#### TO DO:
Go through the data below and gather each line containing "place".
* start DATASET *
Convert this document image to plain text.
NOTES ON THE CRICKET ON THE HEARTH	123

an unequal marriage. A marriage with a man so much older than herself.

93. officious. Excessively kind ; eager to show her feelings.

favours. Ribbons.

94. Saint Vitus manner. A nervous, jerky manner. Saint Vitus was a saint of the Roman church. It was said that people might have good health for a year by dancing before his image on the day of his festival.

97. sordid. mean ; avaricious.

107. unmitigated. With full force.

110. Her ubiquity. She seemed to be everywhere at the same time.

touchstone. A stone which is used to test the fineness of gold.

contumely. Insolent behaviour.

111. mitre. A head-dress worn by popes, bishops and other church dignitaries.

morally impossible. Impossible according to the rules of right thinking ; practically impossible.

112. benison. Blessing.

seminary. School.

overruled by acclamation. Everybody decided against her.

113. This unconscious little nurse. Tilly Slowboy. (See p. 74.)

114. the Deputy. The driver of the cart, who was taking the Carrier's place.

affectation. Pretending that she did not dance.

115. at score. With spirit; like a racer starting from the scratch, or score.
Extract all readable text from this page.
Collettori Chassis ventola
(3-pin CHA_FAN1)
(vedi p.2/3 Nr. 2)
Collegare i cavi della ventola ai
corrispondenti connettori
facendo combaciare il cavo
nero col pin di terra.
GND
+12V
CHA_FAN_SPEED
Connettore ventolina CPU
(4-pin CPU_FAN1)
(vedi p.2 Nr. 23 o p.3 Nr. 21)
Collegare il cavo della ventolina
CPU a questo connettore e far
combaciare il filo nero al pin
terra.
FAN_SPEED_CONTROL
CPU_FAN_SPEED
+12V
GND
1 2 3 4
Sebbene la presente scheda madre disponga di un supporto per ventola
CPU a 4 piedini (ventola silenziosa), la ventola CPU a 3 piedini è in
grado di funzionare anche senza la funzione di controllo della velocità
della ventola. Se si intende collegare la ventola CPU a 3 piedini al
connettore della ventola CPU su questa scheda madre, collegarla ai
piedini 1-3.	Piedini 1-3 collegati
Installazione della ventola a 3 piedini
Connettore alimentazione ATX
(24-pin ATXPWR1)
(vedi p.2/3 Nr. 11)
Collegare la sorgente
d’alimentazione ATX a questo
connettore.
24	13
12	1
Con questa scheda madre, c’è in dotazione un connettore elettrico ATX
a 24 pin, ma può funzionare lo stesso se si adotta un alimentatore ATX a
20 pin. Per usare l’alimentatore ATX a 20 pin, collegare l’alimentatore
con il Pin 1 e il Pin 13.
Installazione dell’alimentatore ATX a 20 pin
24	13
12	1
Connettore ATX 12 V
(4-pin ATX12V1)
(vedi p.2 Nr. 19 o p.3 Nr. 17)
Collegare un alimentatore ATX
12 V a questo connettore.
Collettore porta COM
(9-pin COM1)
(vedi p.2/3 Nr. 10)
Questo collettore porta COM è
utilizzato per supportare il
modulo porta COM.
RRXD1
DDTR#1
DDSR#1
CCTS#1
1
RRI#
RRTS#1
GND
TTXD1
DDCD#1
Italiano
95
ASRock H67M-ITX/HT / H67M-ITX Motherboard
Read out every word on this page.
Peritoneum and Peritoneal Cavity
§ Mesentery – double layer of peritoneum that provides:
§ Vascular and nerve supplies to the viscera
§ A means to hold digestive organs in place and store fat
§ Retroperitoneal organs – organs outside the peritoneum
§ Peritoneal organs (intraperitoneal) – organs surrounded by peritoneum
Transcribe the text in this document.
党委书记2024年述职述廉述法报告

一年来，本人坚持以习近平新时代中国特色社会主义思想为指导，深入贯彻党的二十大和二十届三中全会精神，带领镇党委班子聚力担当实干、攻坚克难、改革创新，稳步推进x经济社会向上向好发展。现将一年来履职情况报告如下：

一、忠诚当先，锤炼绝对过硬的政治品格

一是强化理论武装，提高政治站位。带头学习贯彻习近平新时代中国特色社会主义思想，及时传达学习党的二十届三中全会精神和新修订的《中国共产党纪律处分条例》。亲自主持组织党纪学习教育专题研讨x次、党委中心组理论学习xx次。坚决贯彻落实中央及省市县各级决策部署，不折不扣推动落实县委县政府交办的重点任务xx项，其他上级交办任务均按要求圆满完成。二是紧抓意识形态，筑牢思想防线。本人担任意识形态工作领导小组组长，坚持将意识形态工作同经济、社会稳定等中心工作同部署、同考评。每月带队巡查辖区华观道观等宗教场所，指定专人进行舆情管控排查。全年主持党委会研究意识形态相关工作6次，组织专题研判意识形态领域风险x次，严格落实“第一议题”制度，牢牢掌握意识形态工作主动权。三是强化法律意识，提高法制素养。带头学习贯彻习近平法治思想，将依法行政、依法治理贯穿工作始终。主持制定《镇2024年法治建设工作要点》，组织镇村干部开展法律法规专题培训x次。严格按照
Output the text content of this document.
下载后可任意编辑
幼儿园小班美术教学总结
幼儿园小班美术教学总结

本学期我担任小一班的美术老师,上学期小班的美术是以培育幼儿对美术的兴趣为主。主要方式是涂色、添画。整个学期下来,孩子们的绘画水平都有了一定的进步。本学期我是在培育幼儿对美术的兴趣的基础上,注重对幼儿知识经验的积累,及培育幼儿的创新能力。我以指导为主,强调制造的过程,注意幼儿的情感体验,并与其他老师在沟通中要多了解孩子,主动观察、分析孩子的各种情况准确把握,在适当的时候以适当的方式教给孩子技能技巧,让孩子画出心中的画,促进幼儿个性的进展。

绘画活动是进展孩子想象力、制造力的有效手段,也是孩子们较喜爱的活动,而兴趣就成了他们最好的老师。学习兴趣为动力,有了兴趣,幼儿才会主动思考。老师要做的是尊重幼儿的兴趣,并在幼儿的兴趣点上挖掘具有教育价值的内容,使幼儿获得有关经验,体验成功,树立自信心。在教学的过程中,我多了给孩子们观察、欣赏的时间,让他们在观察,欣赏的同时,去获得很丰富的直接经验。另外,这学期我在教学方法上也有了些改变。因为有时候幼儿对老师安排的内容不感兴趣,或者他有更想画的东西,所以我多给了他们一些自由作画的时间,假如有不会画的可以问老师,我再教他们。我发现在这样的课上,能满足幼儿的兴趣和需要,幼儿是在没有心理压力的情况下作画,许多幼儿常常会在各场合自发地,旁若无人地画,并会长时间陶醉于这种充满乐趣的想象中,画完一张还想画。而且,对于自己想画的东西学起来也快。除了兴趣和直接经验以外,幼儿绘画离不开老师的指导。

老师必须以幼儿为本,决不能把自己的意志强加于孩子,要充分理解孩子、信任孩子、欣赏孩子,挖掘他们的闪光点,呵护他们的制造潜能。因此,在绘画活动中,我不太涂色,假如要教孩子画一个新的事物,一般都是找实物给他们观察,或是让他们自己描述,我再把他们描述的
* end DATASET *
#### PROBLEM SOLUTION:
114. the Deputy. The driver of the cart, who was taking the Carrier's place.
§ A means to hold digestive organs in place and store fat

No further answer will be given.